======== BLOCO DE TEXTO

Como refere MÁRIO AROSO DE ALMEIDA, o nº2 não pretende de todo dizer a que é que o tribunal pode e deve condenar a Administração, segundo este autor, a única pretensão subjacente a este preceito é “estabelecer um conjunto de parâmetros ou de linhas orientadoras, identificando os grandes tipos de situações com que o tribunal se pode ver confrontado quando for chamado a condenar a Administração à prática de um acto administrativo”, muito bem, mas se assim é, não deveria o legislador ter optado na Reforma de 2004 por outra expressão que não “explicitar as vinculações a observar”, parece-me que se optou por o uso de algo bastante vago, deixando o que sejam vinculações a observar nas mãos dos tribunais e podendo os mesmos “cair na tentação de transformar aqueles parâmetros de juridicidade de limites em critérios directos de conduta” nas palavras de SÉRVULO CORREIA.
Além de que, como refere MARIA PORTOCARRERO esta explicitação de vinculações corresponde ao que no projecto do CPTA se tinha por “as directivas de juridicidade do iter valorativo e cognoscitivo que conduz a decisão administrativa”, sem no entanto estabelecer qual deva ser o conteúdo do acto. Vê-se o quão pertinente é a observação da autora, pois esta referência no projecto do CPTA vem demonstrar que não é possível estabelecer directivas do iter valorativo e cognoscitivo que conduz à decisão da Administração sem estabelecer indirectamente o conteúdo do acto a ser emitido. Assim sendo, correspondendo (como parece...) as valorações a tais directivas, não fará sentido a ressalva da parte final do art. 71º/2 CPTA, pois mais não será do que um “limite mascarado” ou “entorse” jurídica nas palavras da autora supra mencionada.
É claro que os tribunais, nunca poderão ter competência decisória relativamente a situações de interesse público concreto para as quais o legislador previu uma decisão administrativa discricionária, pois o órgão de eleição quanto a juízos técnicos é a Administração, sendo esta que dispõe dos melhores meios para decidir nestes casos. Mas um olhar menos atento ao nº2 do art. 71º poderá perceber que uma explicitação como a prevista na parte final do preceito levará a que o conteúdo do acto venha a ser bastante influenciado, distorcendo-se assim a natureza discricionária que deveria resultar deste, assim como as regras de competência.
A interpretação mais correcta a fazer do artigo é a apresentada por VIEIRA DE ANDRADE que propõe que em todos os casos em que a emissão do acto administrativo envolva a formulação de “valorações próprias do exercício da função administrativa”, o juiz terá de limitar-se a uma condenação genérica, com as indicações vinculativas que puder retirar das normas jurídicas aplicáveis, sem pôr em causa a autonomia da decisão do órgão administrativo.

================
======== MATERIAL APRESENTADO

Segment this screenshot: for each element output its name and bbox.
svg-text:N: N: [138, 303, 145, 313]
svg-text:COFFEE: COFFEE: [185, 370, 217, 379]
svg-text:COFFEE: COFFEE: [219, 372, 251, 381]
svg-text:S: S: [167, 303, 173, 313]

================
======== MATERIAL APRESENTADO

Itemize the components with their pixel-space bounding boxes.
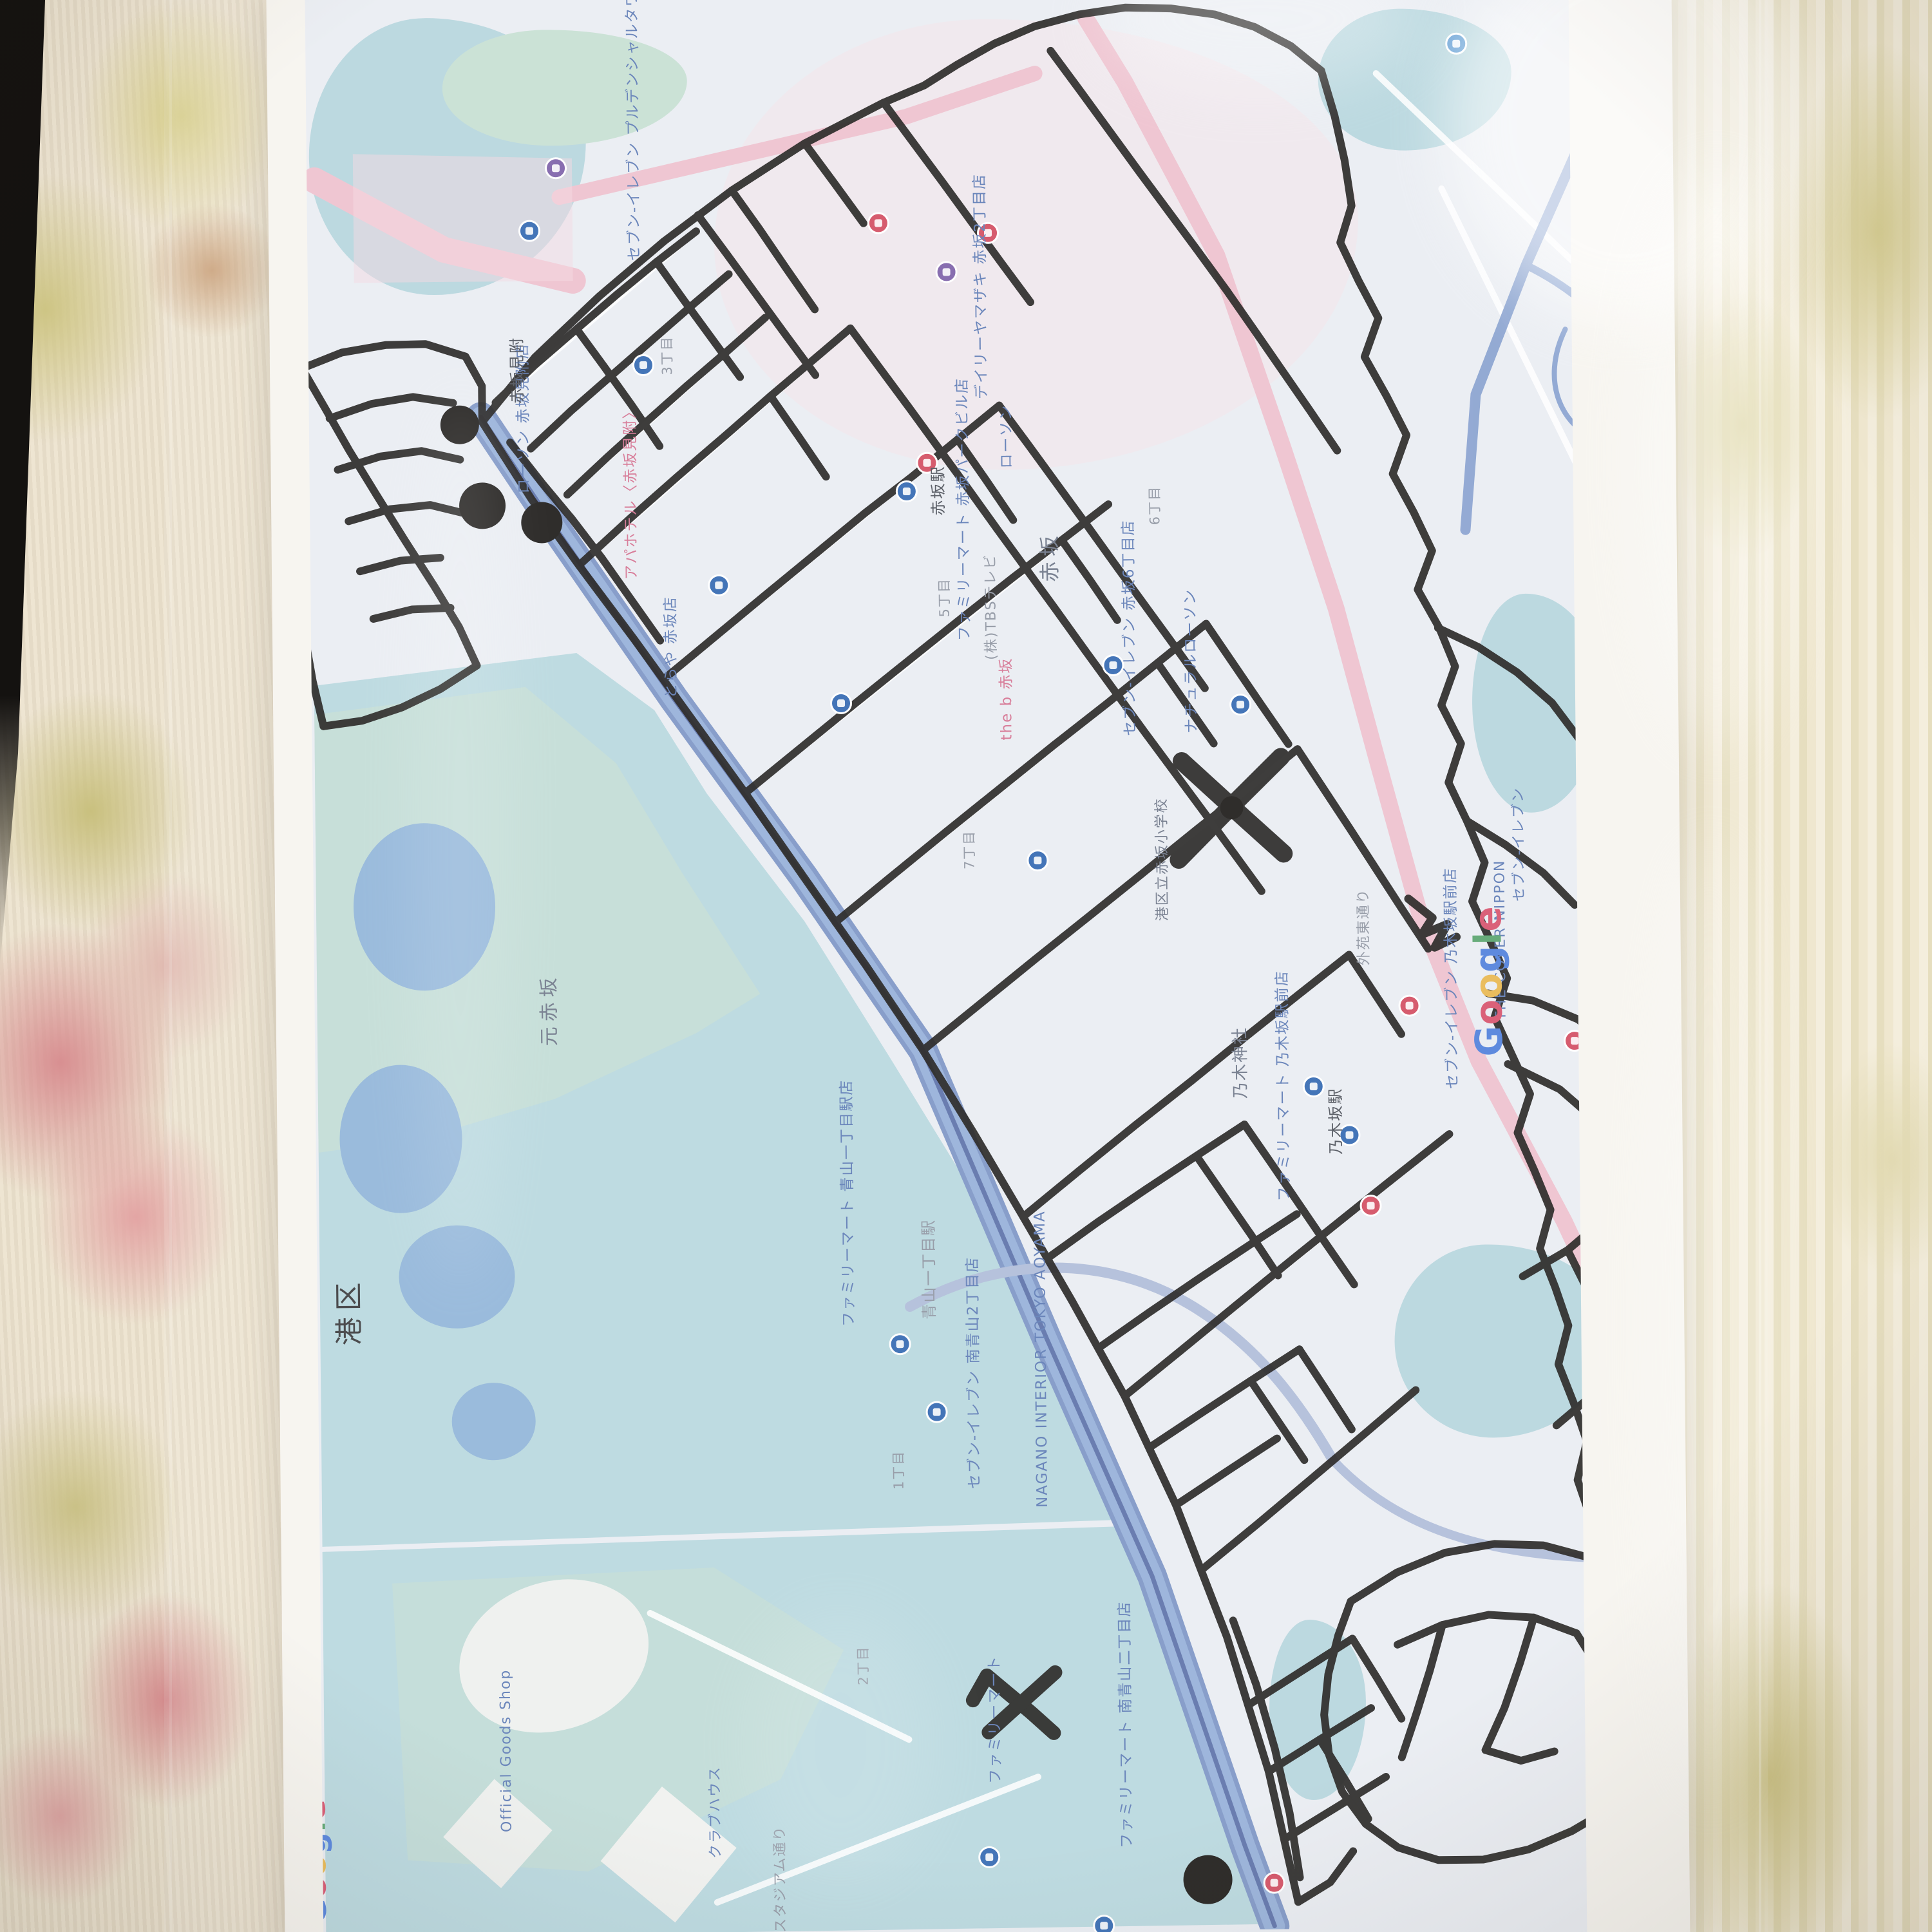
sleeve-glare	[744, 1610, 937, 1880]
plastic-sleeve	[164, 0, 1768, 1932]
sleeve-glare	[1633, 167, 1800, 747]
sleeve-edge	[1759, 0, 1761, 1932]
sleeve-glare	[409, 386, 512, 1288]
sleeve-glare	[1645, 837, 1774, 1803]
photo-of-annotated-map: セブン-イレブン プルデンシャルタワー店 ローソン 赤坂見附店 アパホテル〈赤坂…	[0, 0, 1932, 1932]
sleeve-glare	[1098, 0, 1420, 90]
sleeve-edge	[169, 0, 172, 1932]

================

TAREFA » Pode copiar, sem qualquer alteração, o trecho do texto sobre o art. 71º do CPTA entre “É claro que” e “regras de competência.”, ambos incluídos? As linhas não têm qualquer papel aqui.

RESPOSTA DO EXERCÍCIO »
É claro que os tribunais, nunca poderão ter competência decisória relativamente a situações de interesse público concreto para as quais o legislador previu uma decisão administrativa discricionária, pois o órgão de eleição quanto a juízos técnicos é a Administração, sendo esta que dispõe dos melhores meios para decidir nestes casos. Mas um olhar menos atento ao nº2 do art. 71º poderá perceber que uma explicitação como a prevista na parte final do preceito levará a que o conteúdo do acto venha a ser bastante influenciado, distorcendo-se assim a natureza discricionária que deveria resultar deste, assim como as regras de competência.